**Quoted passage:**
□ □ □ □ □ □ □

18. The one or more computer-readable media of any of clauses 11-17, where the first set of metadata comprises metadata identifying at least one of: a sensor type, a sensor location, a sensor accuracy level, or a sensor data output type.

19. The one or more computer-readable media of any of clauses 11-18, where a first tracking data source included in the plurality of tracking data sources is included in a compartment of a vehicle and is associated with a set of sensor metadata indicating a location, an output type, or an accuracy level, and the first tracking data source includes at least one or an audio sensor, a video sensor, a pressure sensor, a gyroscope, an accelerometer, a magnetometer, or an inertial measurement unit (IMU).

20. In various embodiments, a system comprises a memory storing instructions for a tracking data broker, and a processor coupled to the memory that implements the tracking data broker by performing the steps of receiving, by the tracking data broker from a consumer, a request for first data tagged with a first set of metadata, determining, by the tracking data broker, a plurality of data feeds associated with the first set of metadata, where a plurality of tracking data sources include, in the plurality of data feeds, sensor data tagged with the first set of metadata, generating a first message containing a set of data values from the plurality of data feeds, and transmitting the first message to the consumer.

□ □ □ □ □ □ □

**Data excerpts:**
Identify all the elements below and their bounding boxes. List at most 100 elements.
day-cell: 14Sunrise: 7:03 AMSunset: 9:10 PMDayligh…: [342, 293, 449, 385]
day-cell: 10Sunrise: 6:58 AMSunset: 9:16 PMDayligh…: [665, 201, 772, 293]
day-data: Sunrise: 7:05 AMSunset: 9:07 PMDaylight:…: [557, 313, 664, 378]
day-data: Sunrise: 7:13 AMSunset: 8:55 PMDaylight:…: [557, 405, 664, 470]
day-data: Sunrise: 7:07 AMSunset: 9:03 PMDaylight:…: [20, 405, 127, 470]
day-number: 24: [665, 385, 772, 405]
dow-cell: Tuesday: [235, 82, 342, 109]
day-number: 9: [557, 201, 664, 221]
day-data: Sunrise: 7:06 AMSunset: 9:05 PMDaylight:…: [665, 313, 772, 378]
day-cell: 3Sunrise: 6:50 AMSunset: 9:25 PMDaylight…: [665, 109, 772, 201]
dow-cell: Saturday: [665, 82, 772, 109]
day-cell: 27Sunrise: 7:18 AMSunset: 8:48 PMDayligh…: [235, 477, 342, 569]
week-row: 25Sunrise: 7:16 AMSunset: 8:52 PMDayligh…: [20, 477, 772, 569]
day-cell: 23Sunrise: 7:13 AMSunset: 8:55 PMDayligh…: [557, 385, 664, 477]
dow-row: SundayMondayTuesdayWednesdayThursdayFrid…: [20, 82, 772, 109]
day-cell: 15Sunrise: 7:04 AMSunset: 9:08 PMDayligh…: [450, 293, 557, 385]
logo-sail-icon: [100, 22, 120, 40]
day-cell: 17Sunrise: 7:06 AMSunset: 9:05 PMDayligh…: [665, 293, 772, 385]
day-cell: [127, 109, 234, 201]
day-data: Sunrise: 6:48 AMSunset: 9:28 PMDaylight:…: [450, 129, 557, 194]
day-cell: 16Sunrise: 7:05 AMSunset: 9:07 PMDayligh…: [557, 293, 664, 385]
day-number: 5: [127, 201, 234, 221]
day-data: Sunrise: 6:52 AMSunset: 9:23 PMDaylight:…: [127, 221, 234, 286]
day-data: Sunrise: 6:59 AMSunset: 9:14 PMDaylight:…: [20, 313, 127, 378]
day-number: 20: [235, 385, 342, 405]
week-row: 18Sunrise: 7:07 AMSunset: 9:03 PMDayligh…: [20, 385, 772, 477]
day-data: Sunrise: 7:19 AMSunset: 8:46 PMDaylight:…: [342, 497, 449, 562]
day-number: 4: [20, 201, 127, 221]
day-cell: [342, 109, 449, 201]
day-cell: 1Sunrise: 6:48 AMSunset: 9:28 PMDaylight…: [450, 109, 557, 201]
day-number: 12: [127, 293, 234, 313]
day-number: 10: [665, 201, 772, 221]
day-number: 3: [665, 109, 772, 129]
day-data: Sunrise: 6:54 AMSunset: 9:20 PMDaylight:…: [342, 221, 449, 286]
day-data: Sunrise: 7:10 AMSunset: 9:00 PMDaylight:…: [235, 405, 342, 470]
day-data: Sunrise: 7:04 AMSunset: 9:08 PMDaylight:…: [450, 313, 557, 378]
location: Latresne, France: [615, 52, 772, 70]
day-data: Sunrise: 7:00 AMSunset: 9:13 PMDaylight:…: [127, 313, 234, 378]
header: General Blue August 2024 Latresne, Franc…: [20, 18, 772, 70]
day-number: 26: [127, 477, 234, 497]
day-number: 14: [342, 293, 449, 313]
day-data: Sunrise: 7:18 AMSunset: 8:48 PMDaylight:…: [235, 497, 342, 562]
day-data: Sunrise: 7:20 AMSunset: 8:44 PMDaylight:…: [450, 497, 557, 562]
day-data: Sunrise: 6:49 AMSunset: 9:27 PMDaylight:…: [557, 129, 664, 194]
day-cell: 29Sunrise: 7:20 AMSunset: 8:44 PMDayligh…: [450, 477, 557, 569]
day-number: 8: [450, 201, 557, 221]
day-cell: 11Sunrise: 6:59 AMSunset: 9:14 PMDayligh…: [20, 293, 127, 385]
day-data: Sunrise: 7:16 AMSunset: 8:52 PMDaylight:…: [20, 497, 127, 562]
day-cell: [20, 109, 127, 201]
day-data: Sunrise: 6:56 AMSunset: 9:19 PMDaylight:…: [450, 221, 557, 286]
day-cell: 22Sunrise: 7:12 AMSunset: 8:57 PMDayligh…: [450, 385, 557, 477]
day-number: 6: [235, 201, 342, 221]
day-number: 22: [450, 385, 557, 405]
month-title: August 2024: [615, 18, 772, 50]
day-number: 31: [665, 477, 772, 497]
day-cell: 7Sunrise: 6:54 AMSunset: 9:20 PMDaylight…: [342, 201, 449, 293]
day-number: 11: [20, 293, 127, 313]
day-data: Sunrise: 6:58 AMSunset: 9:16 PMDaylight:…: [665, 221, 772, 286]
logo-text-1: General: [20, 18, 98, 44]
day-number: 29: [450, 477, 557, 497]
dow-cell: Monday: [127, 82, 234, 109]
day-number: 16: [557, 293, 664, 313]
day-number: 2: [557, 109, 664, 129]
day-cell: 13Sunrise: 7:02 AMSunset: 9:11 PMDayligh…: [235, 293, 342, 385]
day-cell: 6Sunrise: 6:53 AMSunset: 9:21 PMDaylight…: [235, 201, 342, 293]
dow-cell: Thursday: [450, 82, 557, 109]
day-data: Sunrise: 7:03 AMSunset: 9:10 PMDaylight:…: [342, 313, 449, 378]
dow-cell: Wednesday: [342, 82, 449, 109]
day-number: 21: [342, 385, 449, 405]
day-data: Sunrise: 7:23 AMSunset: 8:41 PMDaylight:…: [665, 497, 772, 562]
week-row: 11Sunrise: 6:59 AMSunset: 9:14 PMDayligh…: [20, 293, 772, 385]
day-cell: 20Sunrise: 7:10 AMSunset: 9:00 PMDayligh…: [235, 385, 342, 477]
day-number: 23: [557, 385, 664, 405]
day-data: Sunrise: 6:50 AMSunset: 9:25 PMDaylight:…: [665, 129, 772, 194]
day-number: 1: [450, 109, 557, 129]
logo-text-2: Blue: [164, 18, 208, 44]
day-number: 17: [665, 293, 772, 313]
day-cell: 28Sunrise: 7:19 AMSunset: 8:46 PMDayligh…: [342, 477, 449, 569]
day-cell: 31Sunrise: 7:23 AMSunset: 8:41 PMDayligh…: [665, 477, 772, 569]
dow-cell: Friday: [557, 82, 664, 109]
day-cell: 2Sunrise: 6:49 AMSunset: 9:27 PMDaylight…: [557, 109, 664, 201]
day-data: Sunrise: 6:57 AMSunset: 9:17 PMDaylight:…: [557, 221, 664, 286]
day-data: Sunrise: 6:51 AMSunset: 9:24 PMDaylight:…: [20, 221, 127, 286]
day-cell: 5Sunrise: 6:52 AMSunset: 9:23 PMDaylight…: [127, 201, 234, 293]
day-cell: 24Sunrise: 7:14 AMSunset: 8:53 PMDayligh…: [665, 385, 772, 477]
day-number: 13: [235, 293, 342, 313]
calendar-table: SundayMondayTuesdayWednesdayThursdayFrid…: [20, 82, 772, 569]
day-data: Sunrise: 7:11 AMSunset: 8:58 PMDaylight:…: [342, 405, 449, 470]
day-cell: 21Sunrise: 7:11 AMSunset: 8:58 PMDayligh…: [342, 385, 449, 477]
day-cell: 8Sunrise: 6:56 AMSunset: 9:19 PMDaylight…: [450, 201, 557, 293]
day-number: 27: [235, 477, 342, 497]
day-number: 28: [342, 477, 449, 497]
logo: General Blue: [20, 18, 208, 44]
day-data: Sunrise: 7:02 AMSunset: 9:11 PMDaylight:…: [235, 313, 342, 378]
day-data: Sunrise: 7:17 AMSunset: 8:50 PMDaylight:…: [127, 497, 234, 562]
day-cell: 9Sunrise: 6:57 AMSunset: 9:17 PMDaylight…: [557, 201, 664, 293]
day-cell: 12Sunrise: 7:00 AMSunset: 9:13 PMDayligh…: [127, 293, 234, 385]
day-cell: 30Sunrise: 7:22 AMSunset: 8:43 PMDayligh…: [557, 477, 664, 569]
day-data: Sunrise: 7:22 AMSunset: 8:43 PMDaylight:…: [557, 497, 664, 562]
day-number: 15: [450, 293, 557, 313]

□ □ □ □ □ □ □

**Exercise requirements:**
Decide whether each of the following statements agrees with the numbered clauses above, answering yes or no and quoting the words of the clauses that decide it. (a) In clause 18, the first set of metadata may identify a sensor location. (b) In clause 19, the first tracking data source is included in a compartment of a vehicle. (c) In clause 20, the tracking data broker transmits the first message to the tracking data sources.

**Exercise response:**
(a) Yes: "a sensor type, a sensor location, a sensor accuracy level, or a sensor data output type"
(b) Yes: "is included in a compartment of a vehicle"
(c) No: "transmitting the first message to the consumer"